> [What you have to do] All records are to be restated exactly, each line as it reads.

-- Source data follows --

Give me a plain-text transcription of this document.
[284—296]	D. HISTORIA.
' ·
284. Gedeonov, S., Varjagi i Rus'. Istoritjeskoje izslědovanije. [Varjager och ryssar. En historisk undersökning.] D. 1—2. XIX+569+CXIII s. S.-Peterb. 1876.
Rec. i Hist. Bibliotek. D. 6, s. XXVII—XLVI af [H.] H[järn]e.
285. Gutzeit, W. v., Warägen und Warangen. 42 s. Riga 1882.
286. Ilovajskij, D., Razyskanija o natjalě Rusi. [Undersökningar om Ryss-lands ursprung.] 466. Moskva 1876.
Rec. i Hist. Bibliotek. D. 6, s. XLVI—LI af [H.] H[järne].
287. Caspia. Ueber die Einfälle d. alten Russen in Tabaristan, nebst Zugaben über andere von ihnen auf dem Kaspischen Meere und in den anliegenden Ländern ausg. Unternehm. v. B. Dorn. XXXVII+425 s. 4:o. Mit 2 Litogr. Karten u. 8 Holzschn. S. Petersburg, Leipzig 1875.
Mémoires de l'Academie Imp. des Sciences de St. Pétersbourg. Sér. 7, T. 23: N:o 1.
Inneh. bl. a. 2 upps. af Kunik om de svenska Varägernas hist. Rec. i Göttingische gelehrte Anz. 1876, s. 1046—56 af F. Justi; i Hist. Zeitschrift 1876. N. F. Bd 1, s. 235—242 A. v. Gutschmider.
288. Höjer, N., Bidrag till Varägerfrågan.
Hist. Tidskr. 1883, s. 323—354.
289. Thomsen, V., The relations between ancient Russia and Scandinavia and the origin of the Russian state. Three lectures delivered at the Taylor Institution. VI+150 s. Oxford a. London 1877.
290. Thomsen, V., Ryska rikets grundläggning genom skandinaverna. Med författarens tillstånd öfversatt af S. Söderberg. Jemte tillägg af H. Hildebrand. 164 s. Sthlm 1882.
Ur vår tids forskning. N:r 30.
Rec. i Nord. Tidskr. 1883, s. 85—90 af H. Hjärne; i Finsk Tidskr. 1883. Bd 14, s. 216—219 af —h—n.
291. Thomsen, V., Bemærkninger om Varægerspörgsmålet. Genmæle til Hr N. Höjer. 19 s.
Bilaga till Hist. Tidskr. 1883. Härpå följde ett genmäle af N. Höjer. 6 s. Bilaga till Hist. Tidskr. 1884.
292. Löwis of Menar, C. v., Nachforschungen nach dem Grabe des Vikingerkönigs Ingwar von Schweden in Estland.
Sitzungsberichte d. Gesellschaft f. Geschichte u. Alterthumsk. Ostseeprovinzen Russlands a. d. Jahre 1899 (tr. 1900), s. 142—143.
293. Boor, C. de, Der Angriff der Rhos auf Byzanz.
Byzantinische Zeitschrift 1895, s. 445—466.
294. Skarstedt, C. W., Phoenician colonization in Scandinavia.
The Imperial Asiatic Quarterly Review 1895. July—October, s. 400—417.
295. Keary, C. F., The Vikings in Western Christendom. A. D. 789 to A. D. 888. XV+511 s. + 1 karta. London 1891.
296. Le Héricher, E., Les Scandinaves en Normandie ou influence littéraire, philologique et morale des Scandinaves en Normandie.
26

-- Source data concluded --

> [Answer section]
Give me a plain-text transcription of this document.
[284—296]	D. HISTORIA.
' ·
284. Gedeonov, S., Varjagi i Rus'. Istoritjeskoje izslědovanije. [Varjager och ryssar. En historisk undersökning.] D. 1—2. XIX+569+CXIII s. S.-Peterb. 1876.
Rec. i Hist. Bibliotek. D. 6, s. XXVII—XLVI af [H.] H[järn]e.
285. Gutzeit, W. v., Warägen und Warangen. 42 s. Riga 1882.
286. Ilovajskij, D., Razyskanija o natjalě Rusi. [Undersökningar om Ryss-lands ursprung.] 466. Moskva 1876.
Rec. i Hist. Bibliotek. D. 6, s. XLVI—LI af [H.] H[järne].
287. Caspia. Ueber die Einfälle d. alten Russen in Tabaristan, nebst Zugaben über andere von ihnen auf dem Kaspischen Meere und in den anliegenden Ländern ausg. Unternehm. v. B. Dorn. XXXVII+425 s. 4:o. Mit 2 Litogr. Karten u. 8 Holzschn. S. Petersburg, Leipzig 1875.
Mémoires de l'Academie Imp. des Sciences de St. Pétersbourg. Sér. 7, T. 23: N:o 1.
Inneh. bl. a. 2 upps. af Kunik om de svenska Varägernas hist. Rec. i Göttingische gelehrte Anz. 1876, s. 1046—56 af F. Justi; i Hist. Zeitschrift 1876. N. F. Bd 1, s. 235—242 A. v. Gutschmider.
288. Höjer, N., Bidrag till Varägerfrågan.
Hist. Tidskr. 1883, s. 323—354.
289. Thomsen, V., The relations between ancient Russia and Scandinavia and the origin of the Russian state. Three lectures delivered at the Taylor Institution. VI+150 s. Oxford a. London 1877.
290. Thomsen, V., Ryska rikets grundläggning genom skandinaverna. Med författarens tillstånd öfversatt af S. Söderberg. Jemte tillägg af H. Hildebrand. 164 s. Sthlm 1882.
Ur vår tids forskning. N:r 30.
Rec. i Nord. Tidskr. 1883, s. 85—90 af H. Hjärne; i Finsk Tidskr. 1883. Bd 14, s. 216—219 af —h—n.
291. Thomsen, V., Bemærkninger om Varægerspörgsmålet. Genmæle til Hr N. Höjer. 19 s.
Bilaga till Hist. Tidskr. 1883. Härpå följde ett genmäle af N. Höjer. 6 s. Bilaga till Hist. Tidskr. 1884.
292. Löwis of Menar, C. v., Nachforschungen nach dem Grabe des Vikingerkönigs Ingwar von Schweden in Estland.
Sitzungsberichte d. Gesellschaft f. Geschichte u. Alterthumsk. Ostseeprovinzen Russlands a. d. Jahre 1899 (tr. 1900), s. 142—143.
293. Boor, C. de, Der Angriff der Rhos auf Byzanz.
Byzantinische Zeitschrift 1895, s. 445—466.
294. Skarstedt, C. W., Phoenician colonization in Scandinavia.
The Imperial Asiatic Quarterly Review 1895. July—October, s. 400—417.
295. Keary, C. F., The Vikings in Western Christendom. A. D. 789 to A. D. 888. XV+511 s. + 1 karta. London 1891.
296. Le Héricher, E., Les Scandinaves en Normandie ou influence littéraire, philologique et morale des Scandinaves en Normandie.
26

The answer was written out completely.